| Required task |
Output every record word for word.

Items from a figure collection
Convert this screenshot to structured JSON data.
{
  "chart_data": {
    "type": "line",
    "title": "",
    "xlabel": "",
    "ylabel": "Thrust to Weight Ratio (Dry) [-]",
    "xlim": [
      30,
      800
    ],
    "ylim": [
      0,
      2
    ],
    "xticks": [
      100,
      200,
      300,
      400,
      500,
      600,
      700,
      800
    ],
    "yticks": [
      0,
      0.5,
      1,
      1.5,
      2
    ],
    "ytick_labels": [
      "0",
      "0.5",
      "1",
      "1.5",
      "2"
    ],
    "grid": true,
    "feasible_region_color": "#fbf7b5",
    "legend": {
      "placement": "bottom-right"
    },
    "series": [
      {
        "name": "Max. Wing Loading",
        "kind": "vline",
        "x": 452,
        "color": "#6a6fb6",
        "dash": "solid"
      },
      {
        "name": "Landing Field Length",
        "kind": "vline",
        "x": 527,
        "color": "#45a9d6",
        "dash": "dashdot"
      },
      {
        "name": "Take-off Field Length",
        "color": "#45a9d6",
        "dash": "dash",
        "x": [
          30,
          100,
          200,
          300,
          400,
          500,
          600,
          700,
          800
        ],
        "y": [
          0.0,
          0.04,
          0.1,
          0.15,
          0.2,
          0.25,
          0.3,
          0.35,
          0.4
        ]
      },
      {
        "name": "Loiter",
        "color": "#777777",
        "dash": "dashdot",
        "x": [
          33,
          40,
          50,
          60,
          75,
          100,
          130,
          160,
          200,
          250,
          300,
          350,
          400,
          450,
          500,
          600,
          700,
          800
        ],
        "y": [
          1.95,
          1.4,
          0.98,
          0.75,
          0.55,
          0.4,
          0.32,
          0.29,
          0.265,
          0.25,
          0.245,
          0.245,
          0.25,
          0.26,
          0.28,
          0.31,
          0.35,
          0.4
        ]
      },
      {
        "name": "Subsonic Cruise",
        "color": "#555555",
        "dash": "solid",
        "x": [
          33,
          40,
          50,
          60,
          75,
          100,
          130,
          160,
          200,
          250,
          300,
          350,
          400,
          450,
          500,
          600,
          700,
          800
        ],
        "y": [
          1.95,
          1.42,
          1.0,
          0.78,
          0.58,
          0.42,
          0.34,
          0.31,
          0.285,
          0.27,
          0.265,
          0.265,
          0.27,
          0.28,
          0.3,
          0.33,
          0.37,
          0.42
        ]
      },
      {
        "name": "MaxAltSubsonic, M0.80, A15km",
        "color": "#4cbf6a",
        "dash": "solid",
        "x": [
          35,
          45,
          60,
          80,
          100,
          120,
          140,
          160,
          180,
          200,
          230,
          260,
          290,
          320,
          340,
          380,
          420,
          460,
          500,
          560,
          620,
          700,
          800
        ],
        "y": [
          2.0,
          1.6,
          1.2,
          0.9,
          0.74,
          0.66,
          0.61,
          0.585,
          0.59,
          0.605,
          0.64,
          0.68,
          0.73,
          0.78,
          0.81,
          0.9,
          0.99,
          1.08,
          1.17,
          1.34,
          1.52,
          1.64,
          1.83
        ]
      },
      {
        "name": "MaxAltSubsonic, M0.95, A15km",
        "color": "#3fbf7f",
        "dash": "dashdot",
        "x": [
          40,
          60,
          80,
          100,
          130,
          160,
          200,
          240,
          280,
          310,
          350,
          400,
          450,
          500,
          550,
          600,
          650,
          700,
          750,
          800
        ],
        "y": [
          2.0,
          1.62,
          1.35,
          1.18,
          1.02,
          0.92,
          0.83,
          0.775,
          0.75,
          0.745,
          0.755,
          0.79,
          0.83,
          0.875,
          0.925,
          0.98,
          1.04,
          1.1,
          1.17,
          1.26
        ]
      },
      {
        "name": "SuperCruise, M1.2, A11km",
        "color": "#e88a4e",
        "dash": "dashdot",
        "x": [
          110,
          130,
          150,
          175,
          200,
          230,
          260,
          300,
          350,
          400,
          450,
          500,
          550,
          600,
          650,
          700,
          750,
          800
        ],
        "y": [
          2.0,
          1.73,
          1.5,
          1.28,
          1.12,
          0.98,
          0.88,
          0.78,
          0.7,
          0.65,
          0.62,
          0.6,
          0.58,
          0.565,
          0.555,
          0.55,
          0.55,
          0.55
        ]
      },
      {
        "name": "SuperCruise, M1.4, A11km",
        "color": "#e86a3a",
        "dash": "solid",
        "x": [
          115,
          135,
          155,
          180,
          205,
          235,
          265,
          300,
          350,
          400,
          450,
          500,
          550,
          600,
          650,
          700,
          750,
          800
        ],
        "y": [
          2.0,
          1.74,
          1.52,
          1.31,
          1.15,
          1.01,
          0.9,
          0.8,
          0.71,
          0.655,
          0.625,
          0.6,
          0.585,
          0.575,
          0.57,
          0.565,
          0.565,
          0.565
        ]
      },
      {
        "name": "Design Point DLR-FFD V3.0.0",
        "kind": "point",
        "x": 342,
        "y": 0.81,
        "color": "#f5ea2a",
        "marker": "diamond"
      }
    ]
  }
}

| Solution to the exercise |
Convert this screenshot to structured JSON data.
{
  "chart_data": {
    "type": "line",
    "title": "",
    "xlabel": "",
    "ylabel": "Thrust to Weight Ratio (Dry) [-]",
    "xlim": [
      30,
      800
    ],
    "ylim": [
      0,
      2
    ],
    "xticks": [
      100,
      200,
      300,
      400,
      500,
      600,
      700,
      800
    ],
    "yticks": [
      0,
      0.5,
      1,
      1.5,
      2
    ],
    "ytick_labels": [
      "0",
      "0.5",
      "1",
      "1.5",
      "2"
    ],
    "grid": true,
    "feasible_region_color": "#fbf7b5",
    "legend": {
      "placement": "bottom-right"
    },
    "series": [
      {
        "name": "Max. Wing Loading",
        "kind": "vline",
        "x": 452,
        "color": "#6a6fb6",
        "dash": "solid"
      },
      {
        "name": "Landing Field Length",
        "kind": "vline",
        "x": 527,
        "color": "#45a9d6",
        "dash": "dashdot"
      },
      {
        "name": "Take-off Field Length",
        "color": "#45a9d6",
        "dash": "dash",
        "x": [
          30,
          100,
          200,
          300,
          400,
          500,
          600,
          700,
          800
        ],
        "y": [
          0.0,
          0.04,
          0.1,
          0.15,
          0.2,
          0.25,
          0.3,
          0.35,
          0.4
        ]
      },
      {
        "name": "Loiter",
        "color": "#777777",
        "dash": "dashdot",
        "x": [
          33,
          40,
          50,
          60,
          75,
          100,
          130,
          160,
          200,
          250,
          300,
          350,
          400,
          450,
          500,
          600,
          700,
          800
        ],
        "y": [
          1.95,
          1.4,
          0.98,
          0.75,
          0.55,
          0.4,
          0.32,
          0.29,
          0.265,
          0.25,
          0.245,
          0.245,
          0.25,
          0.26,
          0.28,
          0.31,
          0.35,
          0.4
        ]
      },
      {
        "name": "Subsonic Cruise",
        "color": "#555555",
        "dash": "solid",
        "x": [
          33,
          40,
          50,
          60,
          75,
          100,
          130,
          160,
          200,
          250,
          300,
          350,
          400,
          450,
          500,
          600,
          700,
          800
        ],
        "y": [
          1.95,
          1.42,
          1.0,
          0.78,
          0.58,
          0.42,
          0.34,
          0.31,
          0.285,
          0.27,
          0.265,
          0.265,
          0.27,
          0.28,
          0.3,
          0.33,
          0.37,
          0.42
        ]
      },
      {
        "name": "MaxAltSubsonic, M0.80, A15km",
        "color": "#4cbf6a",
        "dash": "solid",
        "x": [
          35,
          45,
          60,
          80,
          100,
          120,
          140,
          160,
          180,
          200,
          230,
          260,
          290,
          320,
          340,
          380,
          420,
          460,
          500,
          560,
          620,
          700,
          800
        ],
        "y": [
          2.0,
          1.6,
          1.2,
          0.9,
          0.74,
          0.66,
          0.61,
          0.585,
          0.59,
          0.605,
          0.64,
          0.68,
          0.73,
          0.78,
          0.81,
          0.9,
          0.99,
          1.08,
          1.17,
          1.34,
          1.52,
          1.64,
          1.83
        ]
      },
      {
        "name": "MaxAltSubsonic, M0.95, A15km",
        "color": "#3fbf7f",
        "dash": "dashdot",
        "x": [
          40,
          60,
          80,
          100,
          130,
          160,
          200,
          240,
          280,
          310,
          350,
          400,
          450,
          500,
          550,
          600,
          650,
          700,
          750,
          800
        ],
        "y": [
          2.0,
          1.62,
          1.35,
          1.18,
          1.02,
          0.92,
          0.83,
          0.775,
          0.75,
          0.745,
          0.755,
          0.79,
          0.83,
          0.875,
          0.925,
          0.98,
          1.04,
          1.1,
          1.17,
          1.26
        ]
      },
      {
        "name": "SuperCruise, M1.2, A11km",
        "color": "#e88a4e",
        "dash": "dashdot",
        "x": [
          110,
          130,
          150,
          175,
          200,
          230,
          260,
          300,
          350,
          400,
          450,
          500,
          550,
          600,
          650,
          700,
          750,
          800
        ],
        "y": [
          2.0,
          1.73,
          1.5,
          1.28,
          1.12,
          0.98,
          0.88,
          0.78,
          0.7,
          0.65,
          0.62,
          0.6,
          0.58,
          0.565,
          0.555,
          0.55,
          0.55,
          0.55
        ]
      },
      {
        "name": "SuperCruise, M1.4, A11km",
        "color": "#e86a3a",
        "dash": "solid",
        "x": [
          115,
          135,
          155,
          180,
          205,
          235,
          265,
          300,
          350,
          400,
          450,
          500,
          550,
          600,
          650,
          700,
          750,
          800
        ],
        "y": [
          2.0,
          1.74,
          1.52,
          1.31,
          1.15,
          1.01,
          0.9,
          0.8,
          0.71,
          0.655,
          0.625,
          0.6,
          0.585,
          0.575,
          0.57,
          0.565,
          0.565,
          0.565
        ]
      },
      {
        "name": "Design Point DLR-FFD V3.0.0",
        "kind": "point",
        "x": 342,
        "y": 0.81,
        "color": "#f5ea2a",
        "marker": "diamond"
      }
    ]
  }
}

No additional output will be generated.